— START Material —

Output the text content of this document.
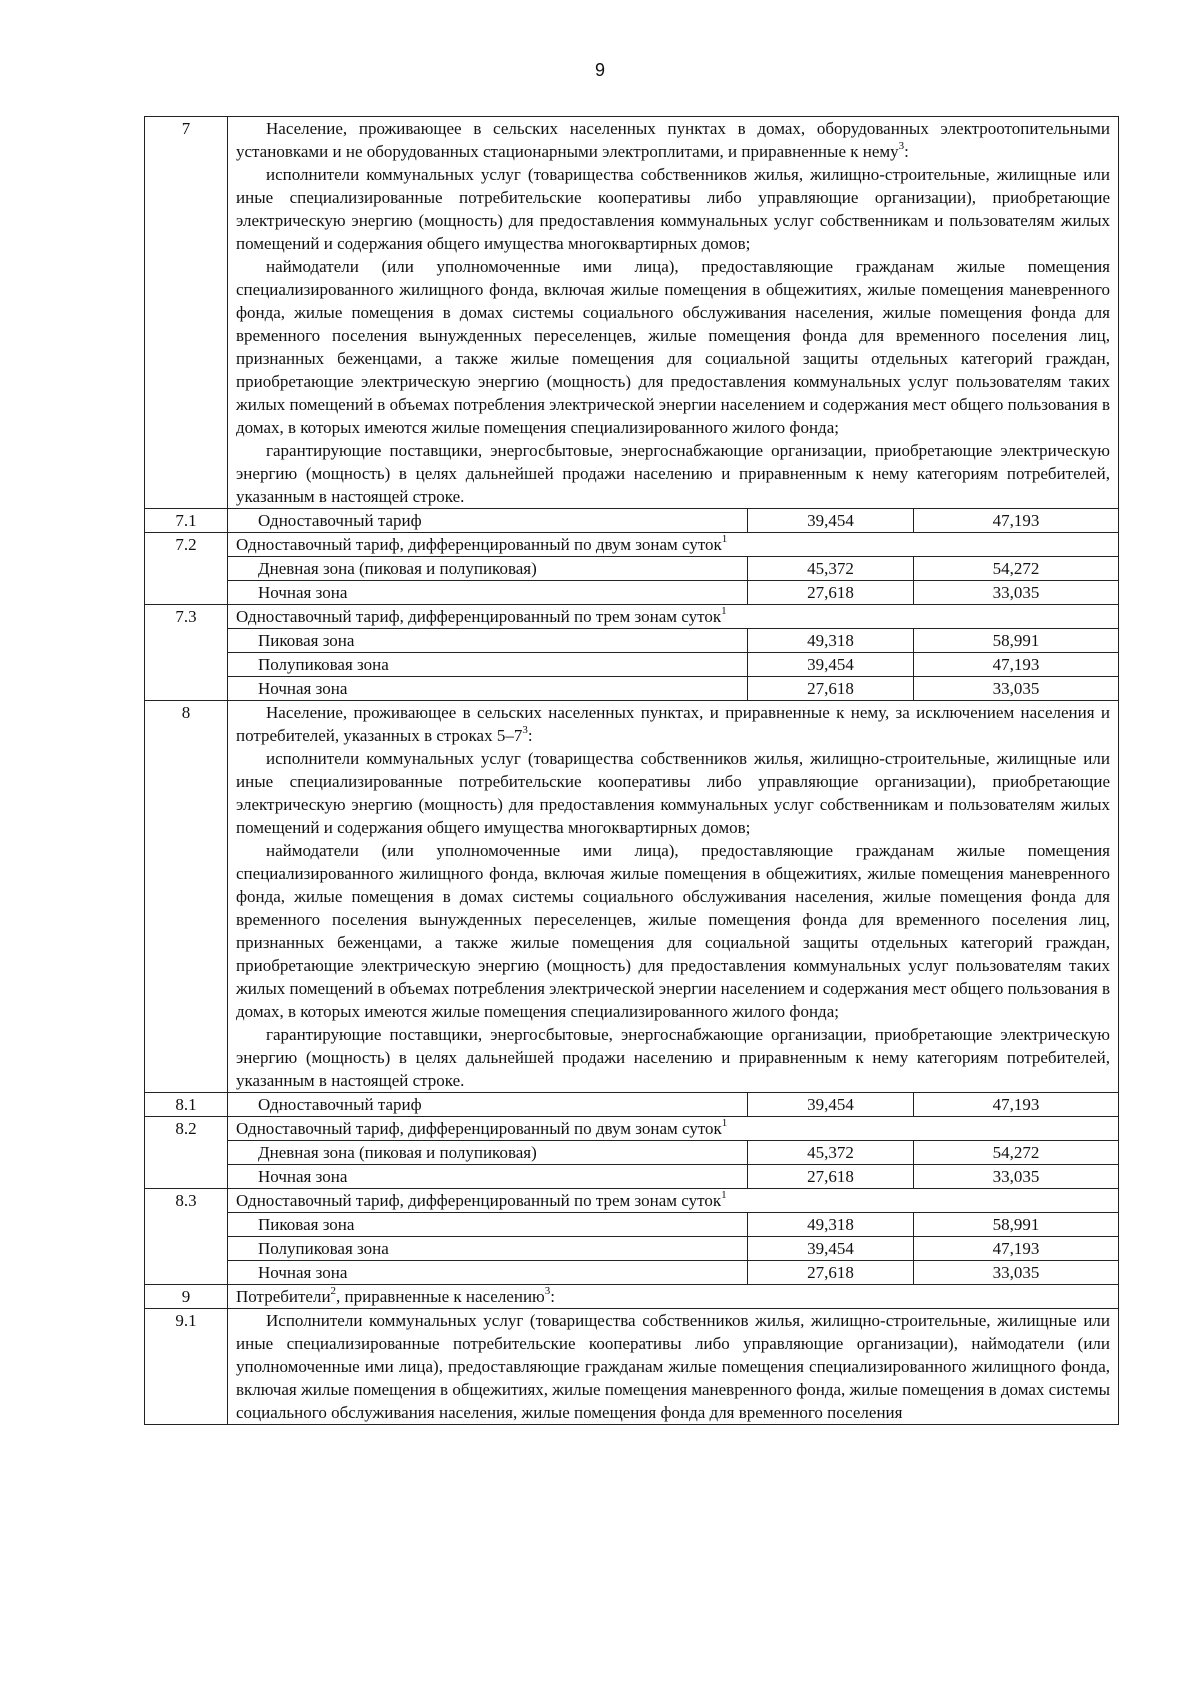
9
7	Население, проживающее в сельских населенных пунктах в домах, оборудованных электроотопительными установками и не оборудованных стационарными электроплитами, и приравненные к нему$^3$:

исполнители коммунальных услуг (товарищества собственников жилья, жилищно-строительные, жилищные или иные специализированные потребительские кооперативы либо управляющие организации), приобретающие электрическую энергию (мощность) для предоставления коммунальных услуг собственникам и пользователям жилых помещений и содержания общего имущества многоквартирных домов;

наймодатели (или уполномоченные ими лица), предоставляющие гражданам жилые помещения специализированного жилищного фонда, включая жилые помещения в общежитиях, жилые помещения маневренного фонда, жилые помещения в домах системы социального обслуживания населения, жилые помещения фонда для временного поселения вынужденных переселенцев, жилые помещения фонда для временного поселения лиц, признанных беженцами, а также жилые помещения для социальной защиты отдельных категорий граждан, приобретающие электрическую энергию (мощность) для предоставления коммунальных услуг пользователям таких жилых помещений в объемах потребления электрической энергии населением и содержания мест общего пользования в домах, в которых имеются жилые помещения специализированного жилого фонда;

гарантирующие поставщики, энергосбытовые, энергоснабжающие организации, приобретающие электрическую энергию (мощность) в целях дальнейшей продажи населению и приравненным к нему категориям потребителей, указанным в настоящей строке.		

7.1	Одноставочный тариф	39,454	47,193
7.2	Одноставочный тариф, дифференцированный по двум зонам суток$^1$
	Дневная зона (пиковая и полупиковая)	45,372	54,272
	Ночная зона	27,618	33,035
7.3	Одноставочный тариф, дифференцированный по трем зонам суток$^1$
	Пиковая зона	49,318	58,991
	Полупиковая зона	39,454	47,193
	Ночная зона	27,618	33,035
8	Население, проживающее в сельских населенных пунктах, и приравненные к нему, за исключением населения и потребителей, указанных в строках $5-7^3$:

исполнители коммунальных услуг (товарищества собственников жилья, жилищно-строительные, жилищные или иные специализированные потребительские кооперативы либо управляющие организации), приобретающие электрическую энергию (мощность) для предоставления коммунальных услуг собственникам и пользователям жилых помещений и содержания общего имущества многоквартирных домов;

наймодатели (или уполномоченные ими лица), предоставляющие гражданам жилые помещения специализированного жилищного фонда, включая жилые помещения в общежитиях, жилые помещения маневренного фонда, жилые помещения в домах системы социального обслуживания населения, жилые помещения фонда для временного поселения вынужденных переселенцев, жилые помещения фонда для временного поселения лиц, признанных беженцами, а также жилые помещения для социальной защиты отдельных категорий граждан, приобретающие электрическую энергию (мощность) для предоставления коммунальных услуг пользователям таких жилых помещений в объемах потребления электрической энергии населением и содержания мест общего пользования в домах, в которых имеются жилые помещения специализированного жилого фонда;

гарантирующие поставщики, энергосбытовые, энергоснабжающие организации, приобретающие электрическую энергию (мощность) в целях дальнейшей продажи населению и приравненным к нему категориям потребителей, указанным в настоящей строке.		

8.1	Одноставочный тариф	39,454	47,193
8.2	Одноставочный тариф, дифференцированный по двум зонам суток$^1$
	Дневная зона (пиковая и полупиковая)	45,372	54,272
	Ночная зона	27,618	33,035
8.3	Одноставочный тариф, дифференцированный по трем зонам суток$^1$
	Пиковая зона	49,318	58,991
	Полупиковая зона	39,454	47,193
	Ночная зона	27,618	33,035
9	Потребители$^2$, приравненные к населению$^3$:		
9.1	Исполнители коммунальных услуг (товарищества собственников жилья, жилищно-строительные, жилищные или иные специализированные потребительские кооперативы либо управляющие организации), наймодатели (или уполномоченные ими лица), предоставляющие гражданам жилые помещения специализированного жилищного фонда, включая жилые помещения в общежитиях, жилые помещения маневренного фонда, жилые помещения в домах системы социального обслуживания населения, жилые помещения фонда для временного поселения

— END Material —

Find every line in the records that contains the word "тариф"; copy those lines.

7.1	Одноставочный тариф	39,454	47,193
7.2	Одноставочный тариф, дифференцированный по двум зонам суток$^1$
7.3	Одноставочный тариф, дифференцированный по трем зонам суток$^1$
8.1	Одноставочный тариф	39,454	47,193
8.2	Одноставочный тариф, дифференцированный по двум зонам суток$^1$
8.3	Одноставочный тариф, дифференцированный по трем зонам суток$^1$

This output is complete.